• _INSTRUCTION_: In the records below, count every line containing "CAVALLARIA". Reply with the number only.

• _EXTRACTED DATA_:
'''
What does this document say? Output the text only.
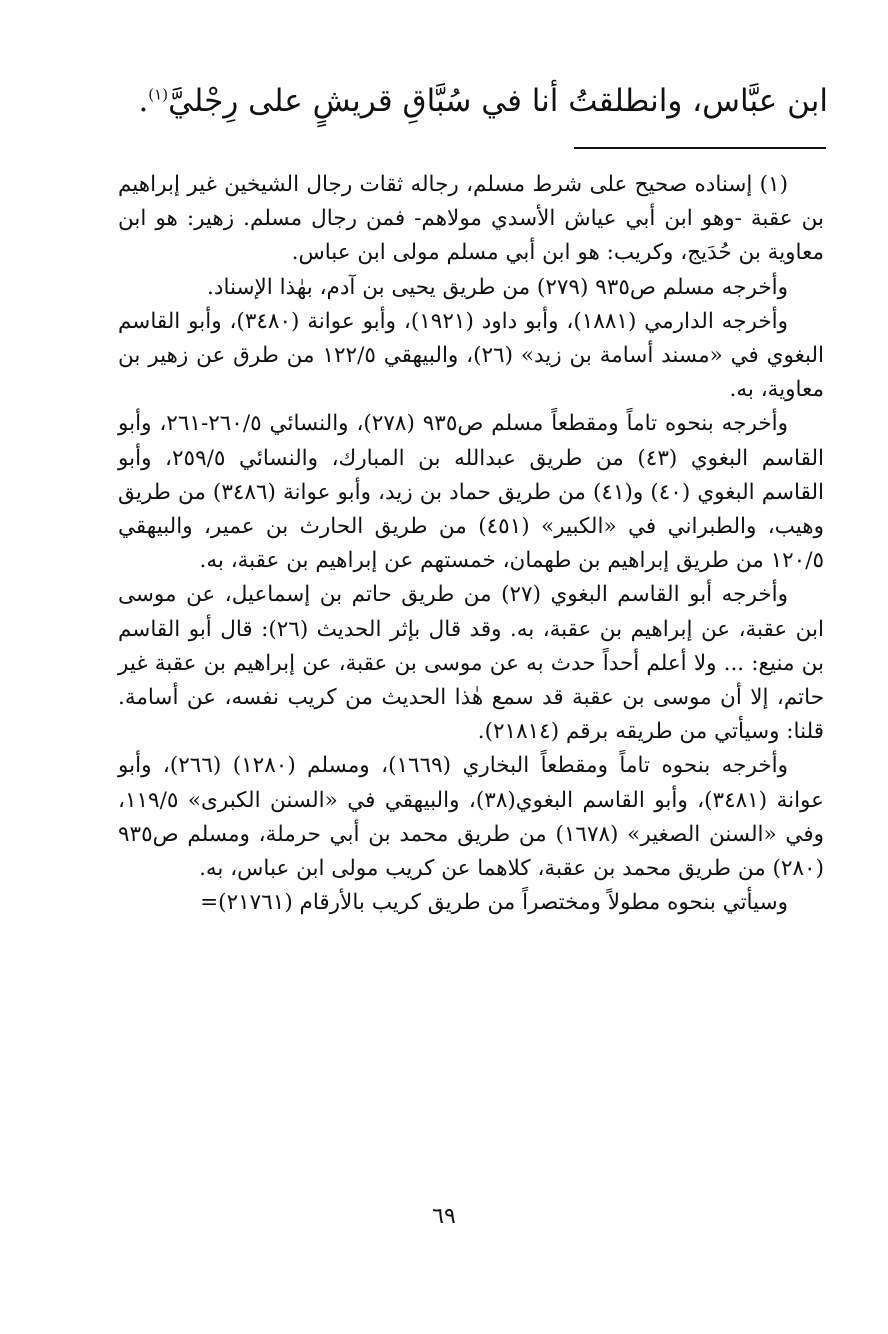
ابن عبَّاس، وانطلقتُ أنا في سُبَّاقِ قريشٍ على رِجْليَّ$^{(١)}$.

(١) إسناده صحيح على شرط مسلم، رجاله ثقات رجال الشيخين غير إبراهيم بن عقبة -وهو ابن أبي عياش الأسدي مولاهم- فمن رجال مسلم. زهير: هو ابن معاوية بن حُدَيج، وكريب: هو ابن أبي مسلم مولى ابن عباس.

وأخرجه مسلم ص٩٣٥ (٢٧٩) من طريق يحيى بن آدم، بهٰذا الإسناد.

وأخرجه الدارمي (١٨٨١)، وأبو داود (١٩٢١)، وأبو عوانة (٣٤٨٠)، وأبو القاسم البغوي في «مسند أسامة بن زيد» (٢٦)، والبيهقي ١٢٢/٥ من طرق عن زهير بن معاوية، به.

وأخرجه بنحوه تاماً ومقطعاً مسلم ص٩٣٥ (٢٧٨)، والنسائي ٢٦٠/٥-٢٦١، وأبو القاسم البغوي (٤٣) من طريق عبدالله بن المبارك، والنسائي ٢٥٩/٥، وأبو القاسم البغوي (٤٠) و(٤١) من طريق حماد بن زيد، وأبو عوانة (٣٤٨٦) من طريق وهيب، والطبراني في «الكبير» (٤٥١) من طريق الحارث بن عمير، والبيهقي ١٢٠/٥ من طريق إبراهيم بن طهمان، خمستهم عن إبراهيم بن عقبة، به.

وأخرجه أبو القاسم البغوي (٢٧) من طريق حاتم بن إسماعيل، عن موسى ابن عقبة، عن إبراهيم بن عقبة، به. وقد قال بإثر الحديث (٢٦): قال أبو القاسم بن منيع: ... ولا أعلم أحداً حدث به عن موسى بن عقبة، عن إبراهيم بن عقبة غير حاتم، إلا أن موسى بن عقبة قد سمع هٰذا الحديث من كريب نفسه، عن أسامة. قلنا: وسيأتي من طريقه برقم (٢١٨١٤).

وأخرجه بنحوه تاماً ومقطعاً البخاري (١٦٦٩)، ومسلم (١٢٨٠) (٢٦٦)، وأبو عوانة (٣٤٨١)، وأبو القاسم البغوي(٣٨)، والبيهقي في «السنن الكبرى» ١١٩/٥، وفي «السنن الصغير» (١٦٧٨) من طريق محمد بن أبي حرملة، ومسلم ص٩٣٥ (٢٨٠) من طريق محمد بن عقبة، كلاهما عن كريب مولى ابن عباس، به.

وسيأتي بنحوه مطولاً ومختصراً من طريق كريب بالأرقام (٢١٧٦١)=

٦٩
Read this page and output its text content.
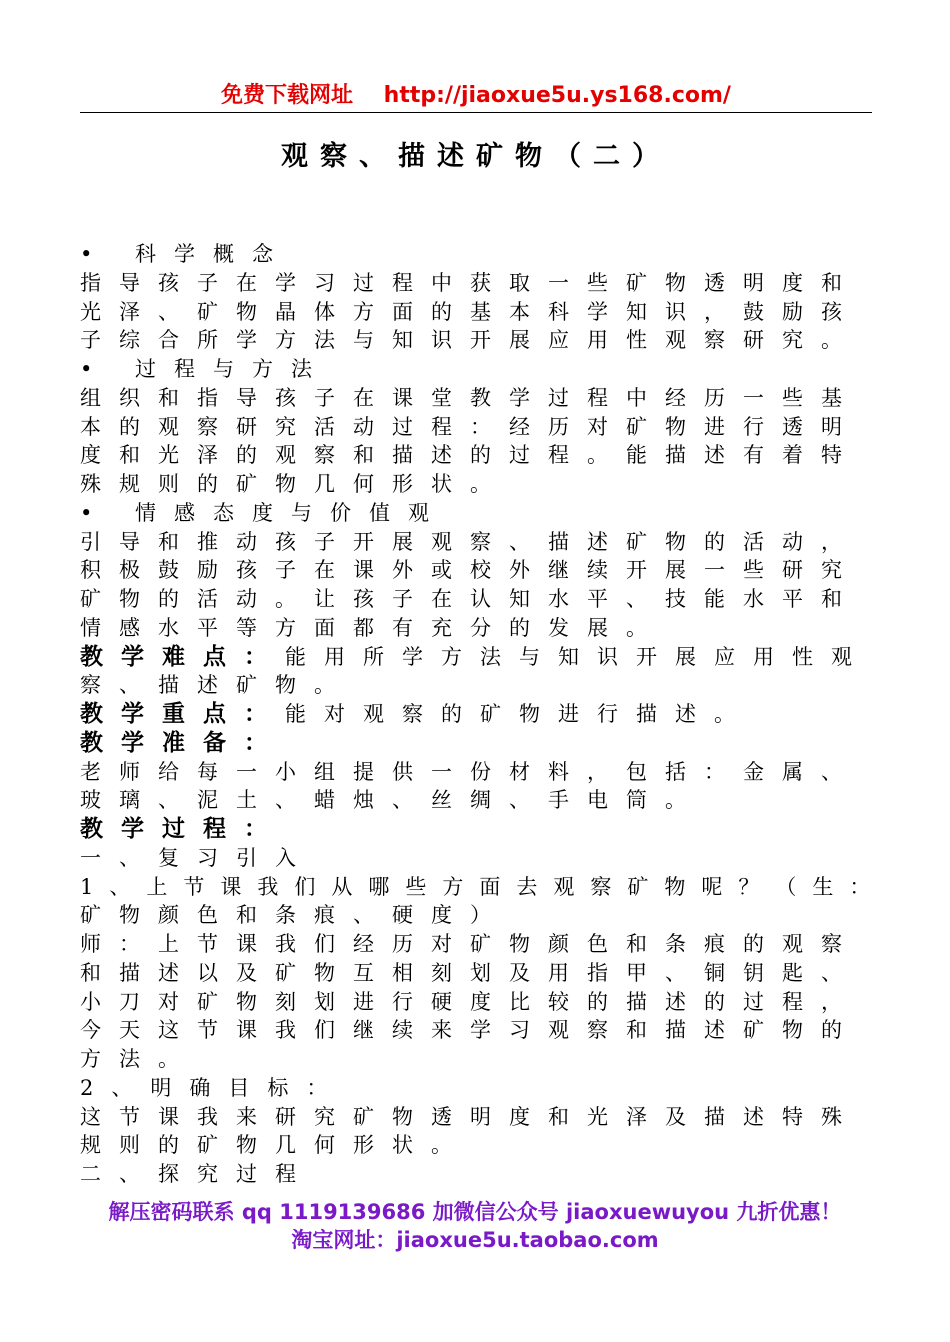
免费下载网址    http://jiaoxue5u.ys168.com/
观察、描述矿物（二）
• 科学概念
指导孩子在学习过程中获取一些矿物透明度和
光泽、矿物晶体方面的基本科学知识，鼓励孩
子综合所学方法与知识开展应用性观察研究。
• 过程与方法
组织和指导孩子在课堂教学过程中经历一些基
本的观察研究活动过程：经历对矿物进行透明
度和光泽的观察和描述的过程。能描述有着特
殊规则的矿物几何形状。
• 情感态度与价值观
引导和推动孩子开展观察、描述矿物的活动，
积极鼓励孩子在课外或校外继续开展一些研究
矿物的活动。让孩子在认知水平、技能水平和
情感水平等方面都有充分的发展。
教学难点：能用所学方法与知识开展应用性观
察、描述矿物。
教学重点：能对观察的矿物进行描述。
教学准备：
老师给每一小组提供一份材料，包括：金属、
玻璃、泥土、蜡烛、丝绸、手电筒。
教学过程：
一、复习引入
1、上节课我们从哪些方面去观察矿物呢？（生：
矿物颜色和条痕、硬度）
师：上节课我们经历对矿物颜色和条痕的观察
和描述以及矿物互相刻划及用指甲、铜钥匙、
小刀对矿物刻划进行硬度比较的描述的过程，
今天这节课我们继续来学习观察和描述矿物的
方法。
2、明确目标：
这节课我来研究矿物透明度和光泽及描述特殊
规则的矿物几何形状。
二、探究过程
解压密码联系 qq 1119139686 加微信公众号 jiaoxuewuyou 九折优惠！
淘宝网址：jiaoxue5u.taobao.com
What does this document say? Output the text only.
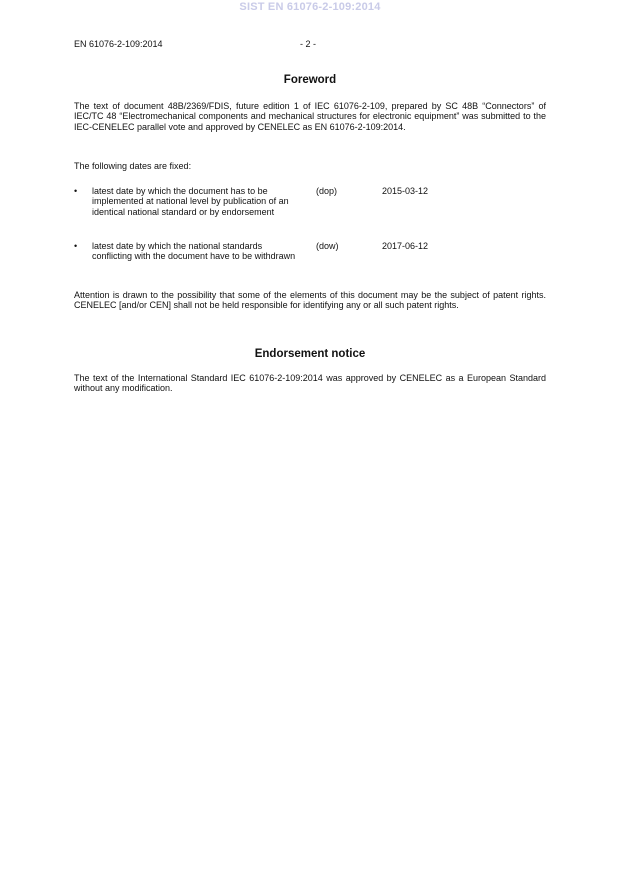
SIST EN 61076-2-109:2014
EN 61076-2-109:2014	- 2 -
Foreword

The text of document 48B/2369/FDIS, future edition 1 of IEC 61076-2-109, prepared by SC 48B “Connectors” of IEC/TC 48 “Electromechanical components and mechanical structures for electronic equipment” was submitted to the IEC-CENELEC parallel vote and approved by CENELEC as EN 61076-2-109:2014.

The following dates are fixed:

• latest date by which the document has to be implemented at national level by publication of an identical national standard or by endorsement
(dop)	2015-03-12
• latest date by which the national standards conflicting with the document have to be withdrawn
(dow)	2017-06-12

Attention is drawn to the possibility that some of the elements of this document may be the subject of patent rights. CENELEC [and/or CEN] shall not be held responsible for identifying any or all such patent rights.

Endorsement notice

The text of the International Standard IEC 61076-2-109:2014 was approved by CENELEC as a European Standard without any modification.
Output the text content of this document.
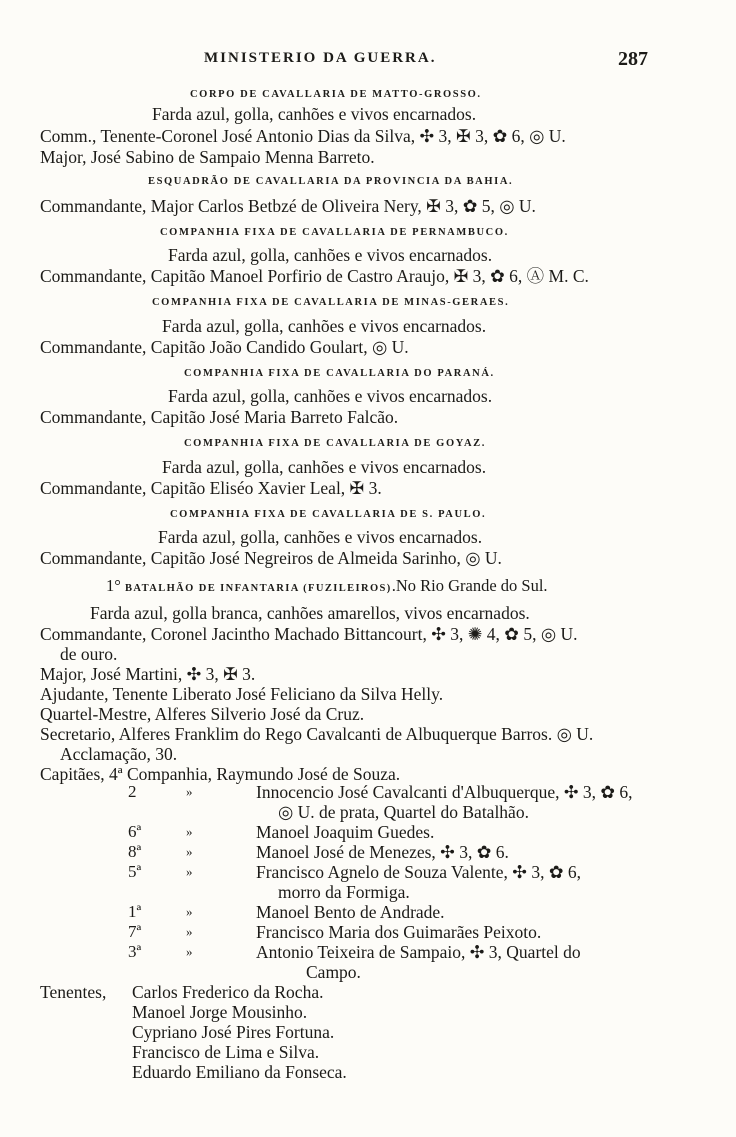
MINISTERIO DA GUERRA.	287
CORPO DE CAVALLARIA DE MATTO-GROSSO.
Farda azul, golla, canhões e vivos encarnados.
Comm., Tenente-Coronel José Antonio Dias da Silva, ✣ 3, ✠ 3, ✿ 6, ◎ U.
Major, José Sabino de Sampaio Menna Barreto.
ESQUADRÃO DE CAVALLARIA DA PROVINCIA DA BAHIA.
Commandante, Major Carlos Betbzé de Oliveira Nery, ✠ 3, ✿ 5, ◎ U.
COMPANHIA FIXA DE CAVALLARIA DE PERNAMBUCO.
Farda azul, golla, canhões e vivos encarnados.
Commandante, Capitão Manoel Porfirio de Castro Araujo, ✠ 3, ✿ 6, Ⓐ M. C.
COMPANHIA FIXA DE CAVALLARIA DE MINAS-GERAES.
Farda azul, golla, canhões e vivos encarnados.
Commandante, Capitão João Candido Goulart, ◎ U.
COMPANHIA FIXA DE CAVALLARIA DO PARANÁ.
Farda azul, golla, canhões e vivos encarnados.
Commandante, Capitão José Maria Barreto Falcão.
COMPANHIA FIXA DE CAVALLARIA DE GOYAZ.
Farda azul, golla, canhões e vivos encarnados.
Commandante, Capitão Eliséo Xavier Leal, ✠ 3.
COMPANHIA FIXA DE CAVALLARIA DE S. PAULO.
Farda azul, golla, canhões e vivos encarnados.
Commandante, Capitão José Negreiros de Almeida Sarinho, ◎ U.
1° BATALHÃO DE INFANTARIA (FUZILEIROS).No Rio Grande do Sul.
Farda azul, golla branca, canhões amarellos, vivos encarnados.
Commandante, Coronel Jacintho Machado Bittancourt, ✣ 3, ✺ 4, ✿ 5, ◎ U.
de ouro.
Major, José Martini, ✣ 3, ✠ 3.
Ajudante, Tenente Liberato José Feliciano da Silva Helly.
Quartel-Mestre, Alferes Silverio José da Cruz.
Secretario, Alferes Franklim do Rego Cavalcanti de Albuquerque Barros. ◎ U.
Acclamação, 30.
Capitães, 4ª Companhia, Raymundo José de Souza.
2	»	Innocencio José Cavalcanti d'Albuquerque, ✣ 3, ✿ 6,
◎ U. de prata, Quartel do Batalhão.
6ª	»	Manoel Joaquim Guedes.
8ª	»	Manoel José de Menezes, ✣ 3, ✿ 6.
5ª	»	Francisco Agnelo de Souza Valente, ✣ 3, ✿ 6,
morro da Formiga.
1ª	»	Manoel Bento de Andrade.
7ª	»	Francisco Maria dos Guimarães Peixoto.
3ª	»	Antonio Teixeira de Sampaio, ✣ 3, Quartel do
Campo.
Tenentes, Carlos Frederico da Rocha.
Manoel Jorge Mousinho.
Cypriano José Pires Fortuna.
Francisco de Lima e Silva.
Eduardo Emiliano da Fonseca.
'''
• _EXPECTED ANSWER_: 7